(Saved data entries)

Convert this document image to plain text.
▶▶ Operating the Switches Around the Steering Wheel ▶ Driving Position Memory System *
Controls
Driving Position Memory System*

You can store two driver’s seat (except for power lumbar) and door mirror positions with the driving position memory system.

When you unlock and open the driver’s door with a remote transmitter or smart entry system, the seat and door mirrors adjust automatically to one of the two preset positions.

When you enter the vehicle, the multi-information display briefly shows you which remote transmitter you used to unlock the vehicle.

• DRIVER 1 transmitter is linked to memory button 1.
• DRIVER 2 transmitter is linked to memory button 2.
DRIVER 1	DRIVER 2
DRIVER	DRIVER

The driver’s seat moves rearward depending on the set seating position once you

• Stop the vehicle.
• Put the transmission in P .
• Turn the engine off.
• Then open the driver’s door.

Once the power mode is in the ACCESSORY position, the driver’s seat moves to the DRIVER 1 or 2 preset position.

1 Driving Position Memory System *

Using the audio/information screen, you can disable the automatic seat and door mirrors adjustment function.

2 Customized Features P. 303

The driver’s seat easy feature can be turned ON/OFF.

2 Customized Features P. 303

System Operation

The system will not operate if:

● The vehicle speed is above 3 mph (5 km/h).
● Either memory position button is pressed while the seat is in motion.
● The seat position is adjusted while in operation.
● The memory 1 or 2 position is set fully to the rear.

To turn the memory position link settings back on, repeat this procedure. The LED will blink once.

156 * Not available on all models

**What is needed**
From the entries above, select each line containing the string "open".

**Complete answer**
When you unlock and open the driver’s door with a remote transmitter or smart entry system, the seat and door mirrors adjust automatically to one of the two preset positions.
• Then open the driver’s door.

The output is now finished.